I have a picture of an olive tree that I took in the Garden of Gethsemane.  It’s one of my favorite photos.  To explain, olive trees will actually live for centuries, sprouting new life over and over again.  If you look at this picture, the thing on the left side that looks like a dead and decaying stump (because, well, that’s essentially what it is) is what is left of a tree that was probably in that place 2,000 years ago.  Imagine…that is what is left of a tree, a remnant, if you will, that might have been there that night before the Crucifixion as Jesus prayed and submitted his own life to God.  And from that stump came another shoot, that grew into a tree that is probably about 1,000 years old.  And to the right of it is yet another stump that may be 200 years old or so.  And from that is a newer shoot, a live, growing tree that is just a few years old.  It is a picture of new shoots, new creations that God is always creating and always nurturing into being.  But they exist together, sprouting from each other’s strengths into new life.

So, how do we live as new shoots?  How do we embrace that vision we’ve been given and make it part of us?  The message that Advent brings is that God loves us enough to keep showing up—in a vision laid out for us to embrace, in Emmanuel, God-With-Us, and over and over again as God walks with us through our own becoming a new creation.  Maybe the question is whether or not we are holding on to what we know or are we new shoots, giving the old new life?  This is not just a rehash of the same old thing.  William Sloane Coffin once said that “believers know that while our values are embodied in tradition, our hopes are always located in change.”  But change is often uncomfortable.  Change is unpredictable.  Change is hard.  Maybe we can just get through this busy season and then change. 

A couple of years ago, the Today Show had a feature story about some young Panda bears who had been brought up in captivity.  But the plan was to eventually return them to their natural habitat.  So, in order to prepare them for what was to come, their caretakers thought that it would be better if they had no human contact.  So, to care for them, the people dressed up like panda bears.  In order to show them how to be pandas, they became them.

I think that’s been done before!  In its simplest form, the Incarnation is God’s mingling of God with humanity.  It is God becoming human and breathing a piece of the Divine into humanity.  It is the mystery of life that always was coming into all life yet to be.  God became human and lived here.  God became us that we might change the world.   God became like us to show us what it meant for us to be like God envisioned (not to be God, not even to be “Godly”, but to be just like God envisioned we could be) in the world.  God didn’t walk this earth to teach us to be divine; God came to show us what it means to be human–caring, loving humans that envision that the world could be different.  The miracle of the birth of the Christ child is that God now comes through us.  We ARE the new shoots of transformation.

> STATED EXERCISE
Reproduce the Advent reflection above word for word from "I think that’s" to "shoots of transformation.".

> COLLECTED MATERIAL
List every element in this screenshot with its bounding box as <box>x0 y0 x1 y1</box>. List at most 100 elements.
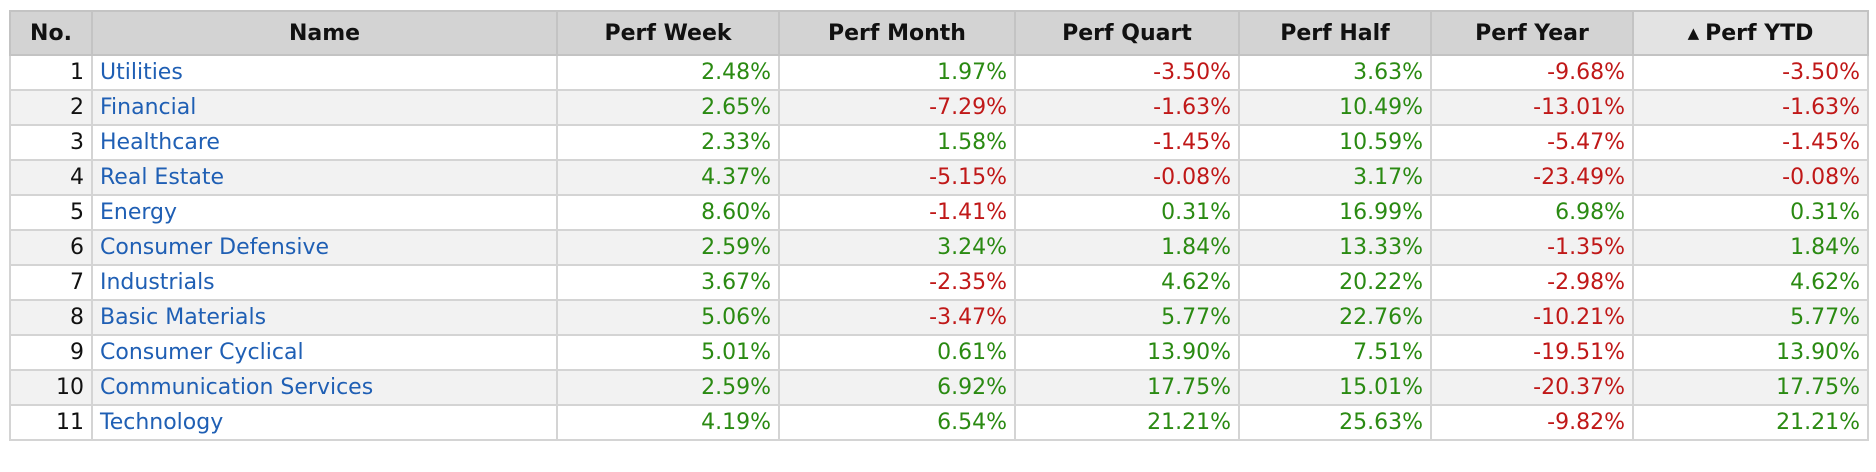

> THE RESPONSE
I think that’s been done before!  In its simplest form, the Incarnation is God’s mingling of God with humanity.  It is God becoming human and breathing a piece of the Divine into humanity.  It is the mystery of life that always was coming into all life yet to be.  God became human and lived here.  God became us that we might change the world.   God became like us to show us what it meant for us to be like God envisioned (not to be God, not even to be “Godly”, but to be just like God envisioned we could be) in the world.  God didn’t walk this earth to teach us to be divine; God came to show us what it means to be human–caring, loving humans that envision that the world could be different.  The miracle of the birth of the Christ child is that God now comes through us.  We ARE the new shoots of transformation.